**SHORT TASK**
Rewrite the rows below, substituting "positive-bias" for every occurrence of "wet-bias" and leaving everything else unchanged.

**ENTRIES PROVIDED**
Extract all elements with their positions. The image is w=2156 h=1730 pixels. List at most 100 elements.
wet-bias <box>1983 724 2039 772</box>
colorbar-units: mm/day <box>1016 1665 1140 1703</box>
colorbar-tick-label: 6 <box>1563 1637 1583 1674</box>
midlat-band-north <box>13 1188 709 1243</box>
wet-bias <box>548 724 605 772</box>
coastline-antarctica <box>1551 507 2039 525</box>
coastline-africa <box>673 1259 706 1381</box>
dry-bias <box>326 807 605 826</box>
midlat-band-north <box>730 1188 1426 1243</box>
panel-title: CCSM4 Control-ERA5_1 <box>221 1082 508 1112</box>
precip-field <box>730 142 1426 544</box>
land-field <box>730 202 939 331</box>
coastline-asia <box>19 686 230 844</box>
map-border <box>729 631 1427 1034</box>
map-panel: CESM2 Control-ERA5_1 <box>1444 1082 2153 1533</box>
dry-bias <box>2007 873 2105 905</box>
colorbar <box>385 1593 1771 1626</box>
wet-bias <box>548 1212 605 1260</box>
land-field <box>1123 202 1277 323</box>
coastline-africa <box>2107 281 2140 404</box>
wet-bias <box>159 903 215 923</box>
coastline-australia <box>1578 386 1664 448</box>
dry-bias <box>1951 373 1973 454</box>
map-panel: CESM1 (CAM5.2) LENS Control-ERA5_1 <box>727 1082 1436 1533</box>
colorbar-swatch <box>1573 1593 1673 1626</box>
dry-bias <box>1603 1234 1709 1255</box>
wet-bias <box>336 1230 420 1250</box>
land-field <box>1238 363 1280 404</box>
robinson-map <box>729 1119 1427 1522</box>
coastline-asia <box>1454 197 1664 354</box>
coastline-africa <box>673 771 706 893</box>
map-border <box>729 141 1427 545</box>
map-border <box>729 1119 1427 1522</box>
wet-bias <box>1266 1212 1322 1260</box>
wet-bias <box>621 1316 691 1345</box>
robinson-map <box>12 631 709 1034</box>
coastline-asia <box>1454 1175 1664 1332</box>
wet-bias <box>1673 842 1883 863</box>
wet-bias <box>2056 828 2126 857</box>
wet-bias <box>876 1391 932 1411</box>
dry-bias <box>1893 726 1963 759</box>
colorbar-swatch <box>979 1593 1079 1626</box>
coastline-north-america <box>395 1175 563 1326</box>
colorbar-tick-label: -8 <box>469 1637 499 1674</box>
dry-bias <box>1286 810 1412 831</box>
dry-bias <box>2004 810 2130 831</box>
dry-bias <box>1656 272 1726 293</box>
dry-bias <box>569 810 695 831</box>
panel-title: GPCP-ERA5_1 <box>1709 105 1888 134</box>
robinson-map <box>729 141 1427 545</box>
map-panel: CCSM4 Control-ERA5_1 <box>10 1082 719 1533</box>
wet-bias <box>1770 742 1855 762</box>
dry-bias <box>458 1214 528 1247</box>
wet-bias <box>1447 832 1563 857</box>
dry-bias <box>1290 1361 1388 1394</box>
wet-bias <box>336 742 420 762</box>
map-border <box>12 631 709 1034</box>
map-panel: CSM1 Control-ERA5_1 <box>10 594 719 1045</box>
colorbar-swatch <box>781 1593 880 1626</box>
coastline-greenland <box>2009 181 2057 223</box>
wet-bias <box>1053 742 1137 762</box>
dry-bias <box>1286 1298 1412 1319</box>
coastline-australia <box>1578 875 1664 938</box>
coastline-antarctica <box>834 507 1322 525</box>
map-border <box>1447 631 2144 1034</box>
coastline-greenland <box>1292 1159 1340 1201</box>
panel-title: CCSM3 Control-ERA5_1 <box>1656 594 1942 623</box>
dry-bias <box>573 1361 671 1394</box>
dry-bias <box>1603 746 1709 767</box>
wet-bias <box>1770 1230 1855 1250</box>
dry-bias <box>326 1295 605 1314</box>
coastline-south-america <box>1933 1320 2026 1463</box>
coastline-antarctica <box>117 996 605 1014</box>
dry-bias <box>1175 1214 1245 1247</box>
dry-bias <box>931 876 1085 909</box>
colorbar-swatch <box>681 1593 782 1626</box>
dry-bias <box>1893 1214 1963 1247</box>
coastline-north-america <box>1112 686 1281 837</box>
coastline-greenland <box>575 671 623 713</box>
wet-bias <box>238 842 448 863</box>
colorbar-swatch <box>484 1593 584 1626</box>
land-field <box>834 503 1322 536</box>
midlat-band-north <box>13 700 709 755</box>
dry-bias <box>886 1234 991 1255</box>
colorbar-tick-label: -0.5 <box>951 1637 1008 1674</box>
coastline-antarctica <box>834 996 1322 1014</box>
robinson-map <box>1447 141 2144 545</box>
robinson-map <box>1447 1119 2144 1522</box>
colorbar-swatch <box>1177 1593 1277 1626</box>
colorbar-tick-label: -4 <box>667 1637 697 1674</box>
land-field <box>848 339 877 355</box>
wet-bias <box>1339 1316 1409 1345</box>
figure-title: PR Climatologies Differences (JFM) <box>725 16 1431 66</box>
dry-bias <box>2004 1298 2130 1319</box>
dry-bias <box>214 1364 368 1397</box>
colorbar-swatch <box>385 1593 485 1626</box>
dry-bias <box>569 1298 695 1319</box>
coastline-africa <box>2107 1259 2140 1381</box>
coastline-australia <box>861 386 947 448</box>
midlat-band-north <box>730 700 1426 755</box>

**SOLUTION TO THIS TASK**
Extract all elements with their positions. The image is w=2156 h=1730 pixels. List at most 100 elements.
positive-bias <box>1983 724 2039 772</box>
colorbar-units: mm/day <box>1016 1665 1140 1703</box>
colorbar-tick-label: 6 <box>1563 1637 1583 1674</box>
midlat-band-north <box>13 1188 709 1243</box>
positive-bias <box>548 724 605 772</box>
coastline-antarctica <box>1551 507 2039 525</box>
coastline-africa <box>673 1259 706 1381</box>
dry-bias <box>326 807 605 826</box>
midlat-band-north <box>730 1188 1426 1243</box>
panel-title: CCSM4 Control-ERA5_1 <box>221 1082 508 1112</box>
precip-field <box>730 142 1426 544</box>
land-field <box>730 202 939 331</box>
coastline-asia <box>19 686 230 844</box>
map-border <box>729 631 1427 1034</box>
map-panel: CESM2 Control-ERA5_1 <box>1444 1082 2153 1533</box>
dry-bias <box>2007 873 2105 905</box>
colorbar <box>385 1593 1771 1626</box>
positive-bias <box>548 1212 605 1260</box>
land-field <box>1123 202 1277 323</box>
coastline-africa <box>2107 281 2140 404</box>
positive-bias <box>159 903 215 923</box>
coastline-australia <box>1578 386 1664 448</box>
dry-bias <box>1951 373 1973 454</box>
map-panel: CESM1 (CAM5.2) LENS Control-ERA5_1 <box>727 1082 1436 1533</box>
colorbar-swatch <box>1573 1593 1673 1626</box>
dry-bias <box>1603 1234 1709 1255</box>
positive-bias <box>336 1230 420 1250</box>
land-field <box>1238 363 1280 404</box>
robinson-map <box>729 1119 1427 1522</box>
coastline-asia <box>1454 197 1664 354</box>
coastline-africa <box>673 771 706 893</box>
map-border <box>729 141 1427 545</box>
map-border <box>729 1119 1427 1522</box>
positive-bias <box>1266 1212 1322 1260</box>
positive-bias <box>621 1316 691 1345</box>
robinson-map <box>12 631 709 1034</box>
coastline-asia <box>1454 1175 1664 1332</box>
positive-bias <box>1673 842 1883 863</box>
positive-bias <box>2056 828 2126 857</box>
positive-bias <box>876 1391 932 1411</box>
dry-bias <box>1893 726 1963 759</box>
colorbar-swatch <box>979 1593 1079 1626</box>
coastline-north-america <box>395 1175 563 1326</box>
colorbar-tick-label: -8 <box>469 1637 499 1674</box>
dry-bias <box>1286 810 1412 831</box>
dry-bias <box>2004 810 2130 831</box>
dry-bias <box>1656 272 1726 293</box>
dry-bias <box>569 810 695 831</box>
panel-title: GPCP-ERA5_1 <box>1709 105 1888 134</box>
robinson-map <box>729 141 1427 545</box>
map-panel: CCSM4 Control-ERA5_1 <box>10 1082 719 1533</box>
positive-bias <box>1770 742 1855 762</box>
dry-bias <box>458 1214 528 1247</box>
positive-bias <box>1447 832 1563 857</box>
dry-bias <box>1290 1361 1388 1394</box>
positive-bias <box>336 742 420 762</box>
map-border <box>12 631 709 1034</box>
map-panel: CSM1 Control-ERA5_1 <box>10 594 719 1045</box>
colorbar-swatch <box>781 1593 880 1626</box>
coastline-greenland <box>2009 181 2057 223</box>
positive-bias <box>1053 742 1137 762</box>
dry-bias <box>1286 1298 1412 1319</box>
coastline-australia <box>1578 875 1664 938</box>
coastline-antarctica <box>834 507 1322 525</box>
map-border <box>1447 631 2144 1034</box>
coastline-greenland <box>1292 1159 1340 1201</box>
panel-title: CCSM3 Control-ERA5_1 <box>1656 594 1942 623</box>
dry-bias <box>573 1361 671 1394</box>
dry-bias <box>1603 746 1709 767</box>
positive-bias <box>1770 1230 1855 1250</box>
dry-bias <box>326 1295 605 1314</box>
coastline-south-america <box>1933 1320 2026 1463</box>
coastline-antarctica <box>117 996 605 1014</box>
dry-bias <box>1175 1214 1245 1247</box>
dry-bias <box>931 876 1085 909</box>
colorbar-swatch <box>681 1593 782 1626</box>
dry-bias <box>1893 1214 1963 1247</box>
coastline-north-america <box>1112 686 1281 837</box>
coastline-greenland <box>575 671 623 713</box>
positive-bias <box>238 842 448 863</box>
colorbar-swatch <box>484 1593 584 1626</box>
land-field <box>834 503 1322 536</box>
midlat-band-north <box>13 700 709 755</box>
dry-bias <box>886 1234 991 1255</box>
colorbar-tick-label: -0.5 <box>951 1637 1008 1674</box>
coastline-antarctica <box>834 996 1322 1014</box>
robinson-map <box>1447 141 2144 545</box>
robinson-map <box>1447 1119 2144 1522</box>
colorbar-swatch <box>1177 1593 1277 1626</box>
colorbar-tick-label: -4 <box>667 1637 697 1674</box>
land-field <box>848 339 877 355</box>
positive-bias <box>1339 1316 1409 1345</box>
figure-title: PR Climatologies Differences (JFM) <box>725 16 1431 66</box>
dry-bias <box>2004 1298 2130 1319</box>
dry-bias <box>214 1364 368 1397</box>
colorbar-swatch <box>385 1593 485 1626</box>
dry-bias <box>569 1298 695 1319</box>
coastline-africa <box>2107 1259 2140 1381</box>
coastline-australia <box>861 386 947 448</box>
midlat-band-north <box>730 700 1426 755</box>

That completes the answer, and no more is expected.